▶ **DATA ROWS**
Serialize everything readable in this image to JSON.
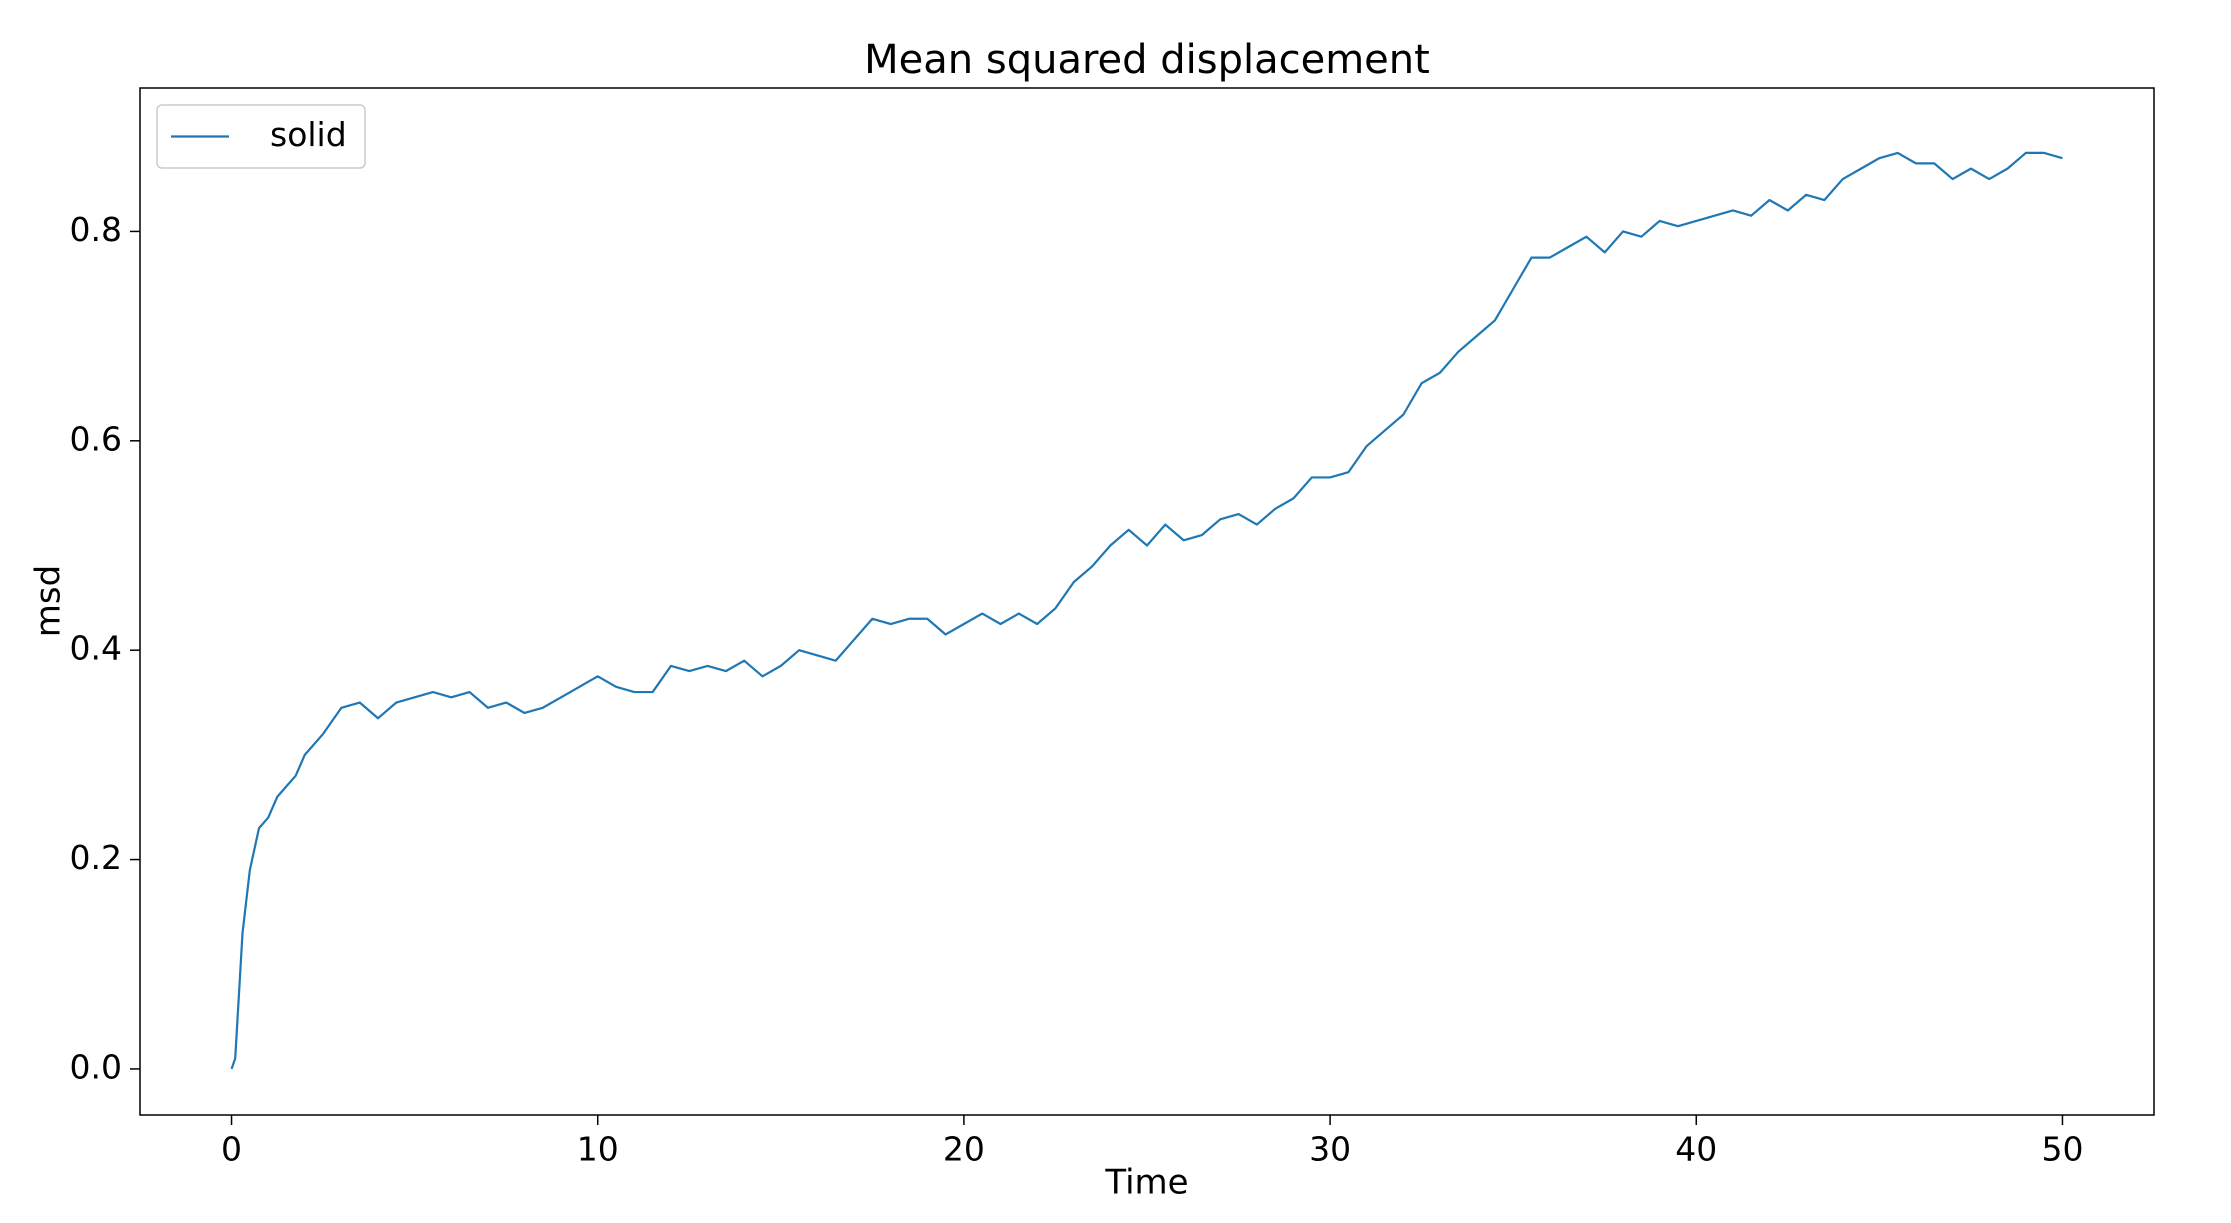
{
  "chart_data": {
    "type": "line",
    "title": "Mean squared displacement",
    "xlabel": "Time",
    "ylabel": "msd",
    "x": [
      0,
      0.1,
      0.2,
      0.3,
      0.5,
      0.75,
      1,
      1.25,
      1.5,
      1.75,
      2,
      2.5,
      3,
      3.5,
      4,
      4.5,
      5,
      5.5,
      6,
      6.5,
      7,
      7.5,
      8,
      8.5,
      9,
      9.5,
      10,
      10.5,
      11,
      11.5,
      12,
      12.5,
      13,
      13.5,
      14,
      14.5,
      15,
      15.5,
      16,
      16.5,
      17,
      17.5,
      18,
      18.5,
      19,
      19.5,
      20,
      20.5,
      21,
      21.5,
      22,
      22.5,
      23,
      23.5,
      24,
      24.5,
      25,
      25.5,
      26,
      26.5,
      27,
      27.5,
      28,
      28.5,
      29,
      29.5,
      30,
      30.5,
      31,
      31.5,
      32,
      32.5,
      33,
      33.5,
      34,
      34.5,
      35,
      35.5,
      36,
      36.5,
      37,
      37.5,
      38,
      38.5,
      39,
      39.5,
      40,
      40.5,
      41,
      41.5,
      42,
      42.5,
      43,
      43.5,
      44,
      44.5,
      45,
      45.5,
      46,
      46.5,
      47,
      47.5,
      48,
      48.5,
      49,
      49.5,
      50
    ],
    "series": [
      {
        "name": "solid",
        "color": "#1f77b4",
        "values": [
          0,
          0.01,
          0.07,
          0.13,
          0.19,
          0.23,
          0.24,
          0.26,
          0.27,
          0.28,
          0.3,
          0.32,
          0.345,
          0.35,
          0.335,
          0.35,
          0.355,
          0.36,
          0.355,
          0.36,
          0.345,
          0.35,
          0.34,
          0.345,
          0.355,
          0.365,
          0.375,
          0.365,
          0.36,
          0.36,
          0.385,
          0.38,
          0.385,
          0.38,
          0.39,
          0.375,
          0.385,
          0.4,
          0.395,
          0.39,
          0.41,
          0.43,
          0.425,
          0.43,
          0.43,
          0.415,
          0.425,
          0.435,
          0.425,
          0.435,
          0.425,
          0.44,
          0.465,
          0.48,
          0.5,
          0.515,
          0.5,
          0.52,
          0.505,
          0.51,
          0.525,
          0.53,
          0.52,
          0.535,
          0.545,
          0.565,
          0.565,
          0.57,
          0.595,
          0.61,
          0.625,
          0.655,
          0.665,
          0.685,
          0.7,
          0.715,
          0.745,
          0.775,
          0.775,
          0.785,
          0.795,
          0.78,
          0.8,
          0.795,
          0.81,
          0.805,
          0.81,
          0.815,
          0.82,
          0.815,
          0.83,
          0.82,
          0.835,
          0.83,
          0.85,
          0.86,
          0.87,
          0.875,
          0.865,
          0.865,
          0.85,
          0.86,
          0.85,
          0.86,
          0.875,
          0.875,
          0.87
        ]
      }
    ],
    "xlim": [
      -2.5,
      52.5
    ],
    "xticks": [
      0,
      10,
      20,
      30,
      40,
      50
    ],
    "ylim": [
      -0.044,
      0.937
    ],
    "yticks": [
      {
        "value": 0,
        "label": "0.0"
      },
      0.2,
      0.4,
      0.6,
      0.8
    ],
    "legend": "upper left",
    "grid": false
  }
}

▶ **GIVEN PROBLEM**
Your task is to transcribe all of the records precisely, with no images included.

▶ **SOLUTION TO THIS TASK**
Serialize everything readable in this image to JSON.
{
  "chart_data": {
    "type": "line",
    "title": "Mean squared displacement",
    "xlabel": "Time",
    "ylabel": "msd",
    "x": [
      0,
      0.1,
      0.2,
      0.3,
      0.5,
      0.75,
      1,
      1.25,
      1.5,
      1.75,
      2,
      2.5,
      3,
      3.5,
      4,
      4.5,
      5,
      5.5,
      6,
      6.5,
      7,
      7.5,
      8,
      8.5,
      9,
      9.5,
      10,
      10.5,
      11,
      11.5,
      12,
      12.5,
      13,
      13.5,
      14,
      14.5,
      15,
      15.5,
      16,
      16.5,
      17,
      17.5,
      18,
      18.5,
      19,
      19.5,
      20,
      20.5,
      21,
      21.5,
      22,
      22.5,
      23,
      23.5,
      24,
      24.5,
      25,
      25.5,
      26,
      26.5,
      27,
      27.5,
      28,
      28.5,
      29,
      29.5,
      30,
      30.5,
      31,
      31.5,
      32,
      32.5,
      33,
      33.5,
      34,
      34.5,
      35,
      35.5,
      36,
      36.5,
      37,
      37.5,
      38,
      38.5,
      39,
      39.5,
      40,
      40.5,
      41,
      41.5,
      42,
      42.5,
      43,
      43.5,
      44,
      44.5,
      45,
      45.5,
      46,
      46.5,
      47,
      47.5,
      48,
      48.5,
      49,
      49.5,
      50
    ],
    "series": [
      {
        "name": "solid",
        "color": "#1f77b4",
        "values": [
          0,
          0.01,
          0.07,
          0.13,
          0.19,
          0.23,
          0.24,
          0.26,
          0.27,
          0.28,
          0.3,
          0.32,
          0.345,
          0.35,
          0.335,
          0.35,
          0.355,
          0.36,
          0.355,
          0.36,
          0.345,
          0.35,
          0.34,
          0.345,
          0.355,
          0.365,
          0.375,
          0.365,
          0.36,
          0.36,
          0.385,
          0.38,
          0.385,
          0.38,
          0.39,
          0.375,
          0.385,
          0.4,
          0.395,
          0.39,
          0.41,
          0.43,
          0.425,
          0.43,
          0.43,
          0.415,
          0.425,
          0.435,
          0.425,
          0.435,
          0.425,
          0.44,
          0.465,
          0.48,
          0.5,
          0.515,
          0.5,
          0.52,
          0.505,
          0.51,
          0.525,
          0.53,
          0.52,
          0.535,
          0.545,
          0.565,
          0.565,
          0.57,
          0.595,
          0.61,
          0.625,
          0.655,
          0.665,
          0.685,
          0.7,
          0.715,
          0.745,
          0.775,
          0.775,
          0.785,
          0.795,
          0.78,
          0.8,
          0.795,
          0.81,
          0.805,
          0.81,
          0.815,
          0.82,
          0.815,
          0.83,
          0.82,
          0.835,
          0.83,
          0.85,
          0.86,
          0.87,
          0.875,
          0.865,
          0.865,
          0.85,
          0.86,
          0.85,
          0.86,
          0.875,
          0.875,
          0.87
        ]
      }
    ],
    "xlim": [
      -2.5,
      52.5
    ],
    "xticks": [
      0,
      10,
      20,
      30,
      40,
      50
    ],
    "ylim": [
      -0.044,
      0.937
    ],
    "yticks": [
      {
        "value": 0,
        "label": "0.0"
      },
      0.2,
      0.4,
      0.6,
      0.8
    ],
    "legend": "upper left",
    "grid": false
  }
}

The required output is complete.